# Data for this task
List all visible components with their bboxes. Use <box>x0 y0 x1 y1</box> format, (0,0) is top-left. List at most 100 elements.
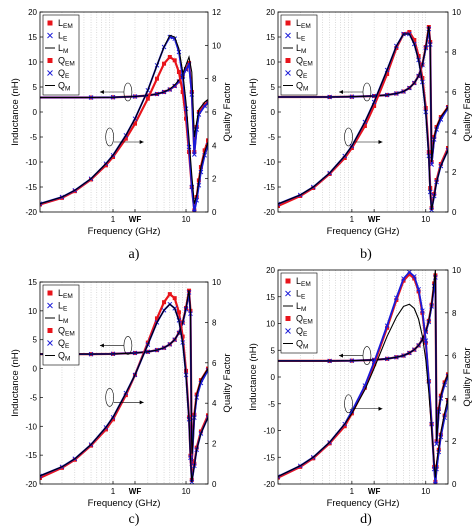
legend-label: QM <box>58 351 70 363</box>
legend-label-sub: E <box>65 73 70 80</box>
y2-tick-label: 10 <box>452 266 461 275</box>
data-point-square <box>446 146 448 150</box>
x-tick-label: 10 <box>182 487 191 496</box>
legend-label-main: Q <box>58 68 65 78</box>
data-point-square <box>342 156 347 160</box>
y2-tick-label: 0 <box>452 480 457 489</box>
y-tick-label: 5 <box>271 346 276 355</box>
y-tick-label: -5 <box>268 133 276 142</box>
x-tick-label: WF <box>368 487 381 496</box>
legend-label-sub: M <box>303 86 308 93</box>
data-point-x <box>401 276 406 281</box>
annotation-ellipse <box>105 127 114 147</box>
legend-marker-x <box>285 32 291 39</box>
data-point-x <box>416 286 421 292</box>
y-tick-label: 0 <box>33 365 38 374</box>
chart-panel-c: 15 10 5 0 -5 -10 -15 -20 10 8 6 4 2 0 1 WF 10 Frequency (… <box>10 278 233 526</box>
series-Q_M <box>40 34 208 205</box>
data-point-x <box>407 270 412 275</box>
y2-tick-label: 4 <box>452 128 457 137</box>
y2-tick-label: 10 <box>452 8 461 17</box>
annotation-ellipse <box>105 388 114 407</box>
data-point-square <box>349 146 354 150</box>
y-axis-label: Inductance (nH) <box>10 349 21 417</box>
legend-label: LM <box>296 301 306 313</box>
data-point-square <box>145 96 150 101</box>
legend-label: QEM <box>296 56 313 68</box>
legend-label-main: L <box>58 301 63 311</box>
y-tick-label: 10 <box>28 307 37 316</box>
y2-tick-label: 6 <box>452 88 457 97</box>
annotation-ellipse <box>123 82 133 102</box>
legend-label-main: Q <box>296 326 303 336</box>
legend-label-sub: M <box>303 344 308 351</box>
x-tick-label: 10 <box>182 215 191 224</box>
legend-label: QE <box>58 338 70 350</box>
annotation-ellipse <box>344 394 353 414</box>
data-point-square <box>298 464 303 469</box>
data-point-square <box>416 54 421 58</box>
arrow-head <box>139 400 144 405</box>
grid-lines <box>61 12 187 212</box>
y-tick-label: -5 <box>30 133 38 142</box>
y2-tick-label: 0 <box>452 208 457 217</box>
y-tick-label: -20 <box>25 480 37 489</box>
annotation-ellipse <box>362 346 372 365</box>
legend-marker-square <box>47 20 53 26</box>
plot-area <box>40 288 208 484</box>
y-tick-label: -5 <box>268 400 276 409</box>
legend-marker-x <box>285 70 291 76</box>
plot-area <box>278 25 448 212</box>
data-point-x <box>192 152 197 157</box>
legend-marker-square <box>285 278 291 284</box>
y-axis-label: Inductance (nH) <box>10 78 21 146</box>
legend-label: LEM <box>58 18 73 30</box>
data-point-square <box>407 30 412 34</box>
legend-label-main: Q <box>296 339 303 349</box>
arrow-head <box>338 90 343 94</box>
y-tick-label: -10 <box>263 158 275 167</box>
data-point-x <box>40 201 43 206</box>
y2-axis-label: Quality Factor <box>222 353 233 412</box>
data-point-x <box>371 359 377 365</box>
y2-tick-label: 10 <box>212 278 221 287</box>
legend-marker-square <box>285 316 291 321</box>
data-point-x <box>180 74 185 80</box>
data-point-x <box>278 474 281 479</box>
y-tick-label: 5 <box>33 83 38 92</box>
legend-label-main: L <box>58 31 63 41</box>
data-point-x <box>186 144 192 150</box>
data-point-square <box>162 61 167 66</box>
legend-label-main: Q <box>58 326 65 336</box>
data-point-square <box>202 102 207 107</box>
data-point-square <box>103 427 108 432</box>
series-line <box>278 25 448 163</box>
legend-label: QEM <box>58 326 75 338</box>
data-point-square <box>132 121 137 126</box>
x-tick-label: 1 <box>111 215 116 224</box>
legend-label: QM <box>58 81 70 93</box>
legend-label-main: L <box>296 18 301 28</box>
data-point-square <box>162 300 167 305</box>
legend-label-sub: E <box>303 331 308 338</box>
series-line <box>40 290 208 461</box>
y2-tick-label: 6 <box>212 359 217 368</box>
data-point-square <box>176 70 181 74</box>
legend-label-main: Q <box>296 56 303 66</box>
series-line <box>40 34 208 205</box>
legend-box <box>42 284 80 366</box>
legend-label: LM <box>58 43 68 55</box>
legend-label-main: Q <box>58 81 65 91</box>
legend-marker-x <box>47 302 53 309</box>
data-point-square <box>167 292 172 297</box>
legend-label-sub: EM <box>303 319 313 326</box>
data-point-x <box>278 201 281 207</box>
y-tick-label: 10 <box>266 58 275 67</box>
data-point-square <box>206 366 208 371</box>
data-point-square <box>407 272 412 277</box>
legend-label: QM <box>296 81 308 93</box>
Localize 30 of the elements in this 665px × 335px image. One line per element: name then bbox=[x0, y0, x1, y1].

# Written task
Transcribe every line verbatim, from the one containing "legend-label: QM <box>58 351 70 363</box>" down to the one containing "legend-label-sub: M <box>303 86 308 93</box>", with both of those lines included.

# Solution to this task
legend-label: QM <box>58 351 70 363</box>
legend-label-sub: E <box>65 73 70 80</box>
y2-tick-label: 10 <box>452 266 461 275</box>
data-point-square <box>446 146 448 150</box>
x-tick-label: 10 <box>182 487 191 496</box>
legend-label-main: Q <box>58 68 65 78</box>
data-point-square <box>342 156 347 160</box>
y2-tick-label: 0 <box>452 480 457 489</box>
y-tick-label: 5 <box>271 346 276 355</box>
y-tick-label: -5 <box>268 133 276 142</box>
x-tick-label: WF <box>368 487 381 496</box>
legend-label-sub: M <box>303 86 308 93</box>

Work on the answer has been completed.